What you need to do :: Return each line that holds the word "your".

Dataset excerpts ::
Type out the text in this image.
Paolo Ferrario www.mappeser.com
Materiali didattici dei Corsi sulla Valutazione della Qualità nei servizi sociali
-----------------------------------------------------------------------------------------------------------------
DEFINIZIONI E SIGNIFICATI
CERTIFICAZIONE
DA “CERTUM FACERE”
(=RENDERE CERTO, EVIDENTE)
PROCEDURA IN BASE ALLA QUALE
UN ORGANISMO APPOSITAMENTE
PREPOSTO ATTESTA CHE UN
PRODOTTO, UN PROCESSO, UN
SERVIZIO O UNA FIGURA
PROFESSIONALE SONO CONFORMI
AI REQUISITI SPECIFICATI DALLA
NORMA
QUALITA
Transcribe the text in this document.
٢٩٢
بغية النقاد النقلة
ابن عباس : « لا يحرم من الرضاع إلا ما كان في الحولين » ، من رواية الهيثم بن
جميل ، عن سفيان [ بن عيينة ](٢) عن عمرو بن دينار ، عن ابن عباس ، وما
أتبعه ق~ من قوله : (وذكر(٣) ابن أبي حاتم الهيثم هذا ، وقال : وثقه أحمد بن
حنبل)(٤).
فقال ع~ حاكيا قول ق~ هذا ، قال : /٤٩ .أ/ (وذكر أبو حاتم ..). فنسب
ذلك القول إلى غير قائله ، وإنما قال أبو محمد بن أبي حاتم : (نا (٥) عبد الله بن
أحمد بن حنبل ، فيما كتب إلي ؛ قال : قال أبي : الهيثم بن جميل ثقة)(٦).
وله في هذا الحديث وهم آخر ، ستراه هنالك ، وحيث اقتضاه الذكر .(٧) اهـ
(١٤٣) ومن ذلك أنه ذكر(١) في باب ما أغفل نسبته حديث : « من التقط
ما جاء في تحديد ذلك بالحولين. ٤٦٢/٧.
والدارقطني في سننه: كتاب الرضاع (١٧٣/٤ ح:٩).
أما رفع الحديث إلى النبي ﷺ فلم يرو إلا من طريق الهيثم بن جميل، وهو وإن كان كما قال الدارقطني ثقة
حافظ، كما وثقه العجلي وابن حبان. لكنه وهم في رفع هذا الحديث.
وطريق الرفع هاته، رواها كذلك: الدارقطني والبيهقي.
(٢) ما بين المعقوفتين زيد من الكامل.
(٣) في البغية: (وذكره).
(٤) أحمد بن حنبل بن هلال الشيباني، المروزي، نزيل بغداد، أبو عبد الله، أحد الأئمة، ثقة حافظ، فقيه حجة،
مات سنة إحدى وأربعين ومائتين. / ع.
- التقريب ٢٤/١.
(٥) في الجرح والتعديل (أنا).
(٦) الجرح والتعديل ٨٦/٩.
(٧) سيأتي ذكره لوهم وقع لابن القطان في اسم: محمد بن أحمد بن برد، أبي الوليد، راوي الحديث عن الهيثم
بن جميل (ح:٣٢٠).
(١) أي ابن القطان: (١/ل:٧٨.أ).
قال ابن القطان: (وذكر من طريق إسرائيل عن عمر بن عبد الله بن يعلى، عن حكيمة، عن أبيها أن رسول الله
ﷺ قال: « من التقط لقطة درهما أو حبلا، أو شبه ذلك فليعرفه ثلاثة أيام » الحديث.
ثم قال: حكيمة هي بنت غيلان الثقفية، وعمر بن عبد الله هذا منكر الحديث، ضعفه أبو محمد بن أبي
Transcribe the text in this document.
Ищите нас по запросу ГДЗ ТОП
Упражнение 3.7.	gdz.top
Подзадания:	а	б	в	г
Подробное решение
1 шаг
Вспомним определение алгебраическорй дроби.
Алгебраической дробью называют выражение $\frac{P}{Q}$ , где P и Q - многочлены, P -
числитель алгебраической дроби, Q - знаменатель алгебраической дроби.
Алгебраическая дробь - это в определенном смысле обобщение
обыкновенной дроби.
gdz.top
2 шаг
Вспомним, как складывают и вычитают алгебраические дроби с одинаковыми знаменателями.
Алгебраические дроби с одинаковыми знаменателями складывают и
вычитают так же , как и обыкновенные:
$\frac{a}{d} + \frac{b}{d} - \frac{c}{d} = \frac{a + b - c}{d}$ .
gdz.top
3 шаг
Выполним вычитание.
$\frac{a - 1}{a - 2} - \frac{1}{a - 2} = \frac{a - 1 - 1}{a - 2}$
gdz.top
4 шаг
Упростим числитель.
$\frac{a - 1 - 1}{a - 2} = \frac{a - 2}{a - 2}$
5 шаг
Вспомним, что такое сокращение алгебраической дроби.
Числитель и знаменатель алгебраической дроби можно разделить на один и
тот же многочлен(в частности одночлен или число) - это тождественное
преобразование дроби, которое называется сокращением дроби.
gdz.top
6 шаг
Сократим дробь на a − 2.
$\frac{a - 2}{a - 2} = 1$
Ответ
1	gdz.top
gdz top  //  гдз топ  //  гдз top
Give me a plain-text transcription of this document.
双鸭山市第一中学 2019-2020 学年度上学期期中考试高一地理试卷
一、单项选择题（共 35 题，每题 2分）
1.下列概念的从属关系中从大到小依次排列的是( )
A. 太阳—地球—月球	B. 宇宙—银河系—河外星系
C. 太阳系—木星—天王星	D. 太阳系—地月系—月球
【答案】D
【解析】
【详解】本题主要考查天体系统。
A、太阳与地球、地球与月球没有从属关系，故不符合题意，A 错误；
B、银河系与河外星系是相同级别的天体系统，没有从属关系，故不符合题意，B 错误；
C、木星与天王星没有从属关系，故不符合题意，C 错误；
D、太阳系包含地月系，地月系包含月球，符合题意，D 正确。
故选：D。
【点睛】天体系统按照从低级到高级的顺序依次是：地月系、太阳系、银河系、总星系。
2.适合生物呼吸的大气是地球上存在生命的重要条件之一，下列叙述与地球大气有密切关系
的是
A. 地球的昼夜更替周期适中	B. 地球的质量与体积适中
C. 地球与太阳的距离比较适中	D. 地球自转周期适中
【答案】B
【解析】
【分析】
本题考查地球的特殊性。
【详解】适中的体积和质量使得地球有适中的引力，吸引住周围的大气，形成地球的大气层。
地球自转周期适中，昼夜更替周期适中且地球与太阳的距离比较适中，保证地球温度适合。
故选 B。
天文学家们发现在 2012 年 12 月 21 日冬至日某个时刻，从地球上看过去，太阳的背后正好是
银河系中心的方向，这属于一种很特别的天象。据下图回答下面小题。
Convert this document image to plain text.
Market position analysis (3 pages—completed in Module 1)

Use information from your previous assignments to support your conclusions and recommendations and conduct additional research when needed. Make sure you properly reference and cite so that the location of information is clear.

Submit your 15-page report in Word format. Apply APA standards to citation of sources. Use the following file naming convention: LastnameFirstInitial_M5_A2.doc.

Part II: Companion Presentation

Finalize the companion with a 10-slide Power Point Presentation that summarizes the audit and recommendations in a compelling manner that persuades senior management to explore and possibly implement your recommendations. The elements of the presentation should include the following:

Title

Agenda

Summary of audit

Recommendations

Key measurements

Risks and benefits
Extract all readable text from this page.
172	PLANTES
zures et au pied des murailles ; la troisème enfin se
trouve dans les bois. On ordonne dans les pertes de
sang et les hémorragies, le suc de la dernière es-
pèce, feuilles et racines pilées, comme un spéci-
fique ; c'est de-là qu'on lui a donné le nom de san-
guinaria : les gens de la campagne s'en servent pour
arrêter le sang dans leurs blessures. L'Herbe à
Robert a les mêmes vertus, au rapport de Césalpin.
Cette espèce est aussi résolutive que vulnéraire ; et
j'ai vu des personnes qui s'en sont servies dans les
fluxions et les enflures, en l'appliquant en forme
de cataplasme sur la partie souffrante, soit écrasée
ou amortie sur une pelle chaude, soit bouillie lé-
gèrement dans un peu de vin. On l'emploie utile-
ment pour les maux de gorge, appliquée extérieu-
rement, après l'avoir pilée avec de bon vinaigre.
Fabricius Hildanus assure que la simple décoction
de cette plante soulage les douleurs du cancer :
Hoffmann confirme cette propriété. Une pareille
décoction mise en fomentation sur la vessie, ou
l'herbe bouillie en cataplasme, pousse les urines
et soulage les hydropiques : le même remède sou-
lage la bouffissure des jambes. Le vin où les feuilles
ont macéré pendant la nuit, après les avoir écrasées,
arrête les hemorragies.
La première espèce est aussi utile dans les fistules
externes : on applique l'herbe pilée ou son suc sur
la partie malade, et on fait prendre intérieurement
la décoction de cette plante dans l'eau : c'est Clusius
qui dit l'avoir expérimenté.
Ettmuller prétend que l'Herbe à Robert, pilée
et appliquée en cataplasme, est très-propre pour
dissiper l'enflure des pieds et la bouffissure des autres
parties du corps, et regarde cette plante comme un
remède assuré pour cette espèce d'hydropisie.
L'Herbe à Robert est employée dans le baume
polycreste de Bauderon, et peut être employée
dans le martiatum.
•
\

Full response ::
Use information from your previous assignments to support your conclusions and recommendations and conduct additional research when needed. Make sure you properly reference and cite so that the location of information is clear.
Submit your 15-page report in Word format. Apply APA standards to citation of sources. Use the following file naming convention: LastnameFirstInitial_M5_A2.doc.
Finalize the companion with a 10-slide Power Point Presentation that summarizes the audit and recommendations in a compelling manner that persuades senior management to explore and possibly implement your recommendations. The elements of the presentation should include the following:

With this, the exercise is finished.